>>>>
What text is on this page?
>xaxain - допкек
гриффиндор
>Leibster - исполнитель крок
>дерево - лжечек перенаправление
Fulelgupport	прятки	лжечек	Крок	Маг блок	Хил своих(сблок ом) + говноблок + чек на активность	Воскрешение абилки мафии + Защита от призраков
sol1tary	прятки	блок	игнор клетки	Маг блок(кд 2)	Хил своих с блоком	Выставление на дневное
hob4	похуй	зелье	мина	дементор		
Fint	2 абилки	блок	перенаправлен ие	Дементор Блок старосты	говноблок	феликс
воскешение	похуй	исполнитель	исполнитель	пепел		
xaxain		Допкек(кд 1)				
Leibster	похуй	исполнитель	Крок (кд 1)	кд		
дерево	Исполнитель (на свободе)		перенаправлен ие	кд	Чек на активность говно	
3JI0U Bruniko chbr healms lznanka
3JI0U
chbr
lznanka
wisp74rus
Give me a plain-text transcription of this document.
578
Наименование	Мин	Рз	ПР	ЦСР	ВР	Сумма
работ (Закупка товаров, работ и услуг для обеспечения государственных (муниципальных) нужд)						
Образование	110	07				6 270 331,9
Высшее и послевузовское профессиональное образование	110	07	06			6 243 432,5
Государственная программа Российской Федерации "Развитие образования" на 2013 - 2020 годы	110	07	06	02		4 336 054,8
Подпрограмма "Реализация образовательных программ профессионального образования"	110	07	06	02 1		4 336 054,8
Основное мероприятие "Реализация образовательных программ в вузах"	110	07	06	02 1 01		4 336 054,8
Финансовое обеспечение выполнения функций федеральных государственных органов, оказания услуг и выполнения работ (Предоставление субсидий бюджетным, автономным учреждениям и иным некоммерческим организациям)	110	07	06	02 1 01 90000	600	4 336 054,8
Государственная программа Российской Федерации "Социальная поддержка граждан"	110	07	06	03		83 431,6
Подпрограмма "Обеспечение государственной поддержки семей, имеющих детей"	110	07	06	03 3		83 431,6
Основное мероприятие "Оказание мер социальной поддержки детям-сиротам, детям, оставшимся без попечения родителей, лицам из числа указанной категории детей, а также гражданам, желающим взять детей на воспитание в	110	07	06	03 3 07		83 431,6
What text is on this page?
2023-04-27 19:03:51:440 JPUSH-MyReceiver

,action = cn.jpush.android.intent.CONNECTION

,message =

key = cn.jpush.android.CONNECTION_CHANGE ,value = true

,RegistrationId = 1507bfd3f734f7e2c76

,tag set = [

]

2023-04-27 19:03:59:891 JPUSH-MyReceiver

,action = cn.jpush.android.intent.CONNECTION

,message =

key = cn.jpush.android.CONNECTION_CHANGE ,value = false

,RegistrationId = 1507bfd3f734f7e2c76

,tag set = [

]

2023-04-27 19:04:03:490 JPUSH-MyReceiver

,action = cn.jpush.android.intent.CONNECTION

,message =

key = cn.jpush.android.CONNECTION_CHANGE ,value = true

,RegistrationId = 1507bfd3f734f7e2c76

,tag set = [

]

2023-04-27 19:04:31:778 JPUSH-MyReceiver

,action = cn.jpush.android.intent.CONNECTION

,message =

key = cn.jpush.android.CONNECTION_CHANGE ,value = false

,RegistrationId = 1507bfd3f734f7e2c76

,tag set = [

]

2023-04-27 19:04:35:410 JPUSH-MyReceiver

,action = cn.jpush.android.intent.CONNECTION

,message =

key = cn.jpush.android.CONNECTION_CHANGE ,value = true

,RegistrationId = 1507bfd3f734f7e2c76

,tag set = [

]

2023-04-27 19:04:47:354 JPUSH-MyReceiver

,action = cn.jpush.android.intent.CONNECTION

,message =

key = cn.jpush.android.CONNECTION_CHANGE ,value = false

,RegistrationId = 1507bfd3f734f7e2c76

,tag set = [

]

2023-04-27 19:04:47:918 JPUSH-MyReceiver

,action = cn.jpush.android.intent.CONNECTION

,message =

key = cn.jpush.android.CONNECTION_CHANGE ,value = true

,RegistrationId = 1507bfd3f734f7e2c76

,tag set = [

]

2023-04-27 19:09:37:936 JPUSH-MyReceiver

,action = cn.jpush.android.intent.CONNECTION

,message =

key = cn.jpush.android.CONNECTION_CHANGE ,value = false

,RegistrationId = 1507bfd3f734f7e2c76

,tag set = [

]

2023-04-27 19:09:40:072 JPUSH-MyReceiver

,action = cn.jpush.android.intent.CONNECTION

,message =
<<<<
INSTRUCTION: Quote all the records. Keep every word exact.

ANSWER IN FULL:
What text is on this page?
>xaxain - допкек
гриффиндор
>Leibster - исполнитель крок
>дерево - лжечек перенаправление
Fulelgupport	прятки	лжечек	Крок	Маг блок	Хил своих(сблок ом) + говноблок + чек на активность	Воскрешение абилки мафии + Защита от призраков
sol1tary	прятки	блок	игнор клетки	Маг блок(кд 2)	Хил своих с блоком	Выставление на дневное
hob4	похуй	зелье	мина	дементор		
Fint	2 абилки	блок	перенаправлен ие	Дементор Блок старосты	говноблок	феликс
воскешение	похуй	исполнитель	исполнитель	пепел		
xaxain		Допкек(кд 1)				
Leibster	похуй	исполнитель	Крок (кд 1)	кд		
дерево	Исполнитель (на свободе)		перенаправлен ие	кд	Чек на активность говно	
3JI0U Bruniko chbr healms lznanka
3JI0U
chbr
lznanka
wisp74rus
Give me a plain-text transcription of this document.
578
Наименование	Мин	Рз	ПР	ЦСР	ВР	Сумма
работ (Закупка товаров, работ и услуг для обеспечения государственных (муниципальных) нужд)						
Образование	110	07				6 270 331,9
Высшее и послевузовское профессиональное образование	110	07	06			6 243 432,5
Государственная программа Российской Федерации "Развитие образования" на 2013 - 2020 годы	110	07	06	02		4 336 054,8
Подпрограмма "Реализация образовательных программ профессионального образования"	110	07	06	02 1		4 336 054,8
Основное мероприятие "Реализация образовательных программ в вузах"	110	07	06	02 1 01		4 336 054,8
Финансовое обеспечение выполнения функций федеральных государственных органов, оказания услуг и выполнения работ (Предоставление субсидий бюджетным, автономным учреждениям и иным некоммерческим организациям)	110	07	06	02 1 01 90000	600	4 336 054,8
Государственная программа Российской Федерации "Социальная поддержка граждан"	110	07	06	03		83 431,6
Подпрограмма "Обеспечение государственной поддержки семей, имеющих детей"	110	07	06	03 3		83 431,6
Основное мероприятие "Оказание мер социальной поддержки детям-сиротам, детям, оставшимся без попечения родителей, лицам из числа указанной категории детей, а также гражданам, желающим взять детей на воспитание в	110	07	06	03 3 07		83 431,6
What text is on this page?
2023-04-27 19:03:51:440 JPUSH-MyReceiver

,action = cn.jpush.android.intent.CONNECTION

,message =

key = cn.jpush.android.CONNECTION_CHANGE ,value = true

,RegistrationId = 1507bfd3f734f7e2c76

,tag set = [

]

2023-04-27 19:03:59:891 JPUSH-MyReceiver

,action = cn.jpush.android.intent.CONNECTION

,message =

key = cn.jpush.android.CONNECTION_CHANGE ,value = false

,RegistrationId = 1507bfd3f734f7e2c76

,tag set = [

]

2023-04-27 19:04:03:490 JPUSH-MyReceiver

,action = cn.jpush.android.intent.CONNECTION

,message =

key = cn.jpush.android.CONNECTION_CHANGE ,value = true

,RegistrationId = 1507bfd3f734f7e2c76

,tag set = [

]

2023-04-27 19:04:31:778 JPUSH-MyReceiver

,action = cn.jpush.android.intent.CONNECTION

,message =

key = cn.jpush.android.CONNECTION_CHANGE ,value = false

,RegistrationId = 1507bfd3f734f7e2c76

,tag set = [

]

2023-04-27 19:04:35:410 JPUSH-MyReceiver

,action = cn.jpush.android.intent.CONNECTION

,message =

key = cn.jpush.android.CONNECTION_CHANGE ,value = true

,RegistrationId = 1507bfd3f734f7e2c76

,tag set = [

]

2023-04-27 19:04:47:354 JPUSH-MyReceiver

,action = cn.jpush.android.intent.CONNECTION

,message =

key = cn.jpush.android.CONNECTION_CHANGE ,value = false

,RegistrationId = 1507bfd3f734f7e2c76

,tag set = [

]

2023-04-27 19:04:47:918 JPUSH-MyReceiver

,action = cn.jpush.android.intent.CONNECTION

,message =

key = cn.jpush.android.CONNECTION_CHANGE ,value = true

,RegistrationId = 1507bfd3f734f7e2c76

,tag set = [

]

2023-04-27 19:09:37:936 JPUSH-MyReceiver

,action = cn.jpush.android.intent.CONNECTION

,message =

key = cn.jpush.android.CONNECTION_CHANGE ,value = false

,RegistrationId = 1507bfd3f734f7e2c76

,tag set = [

]

2023-04-27 19:09:40:072 JPUSH-MyReceiver

,action = cn.jpush.android.intent.CONNECTION

,message =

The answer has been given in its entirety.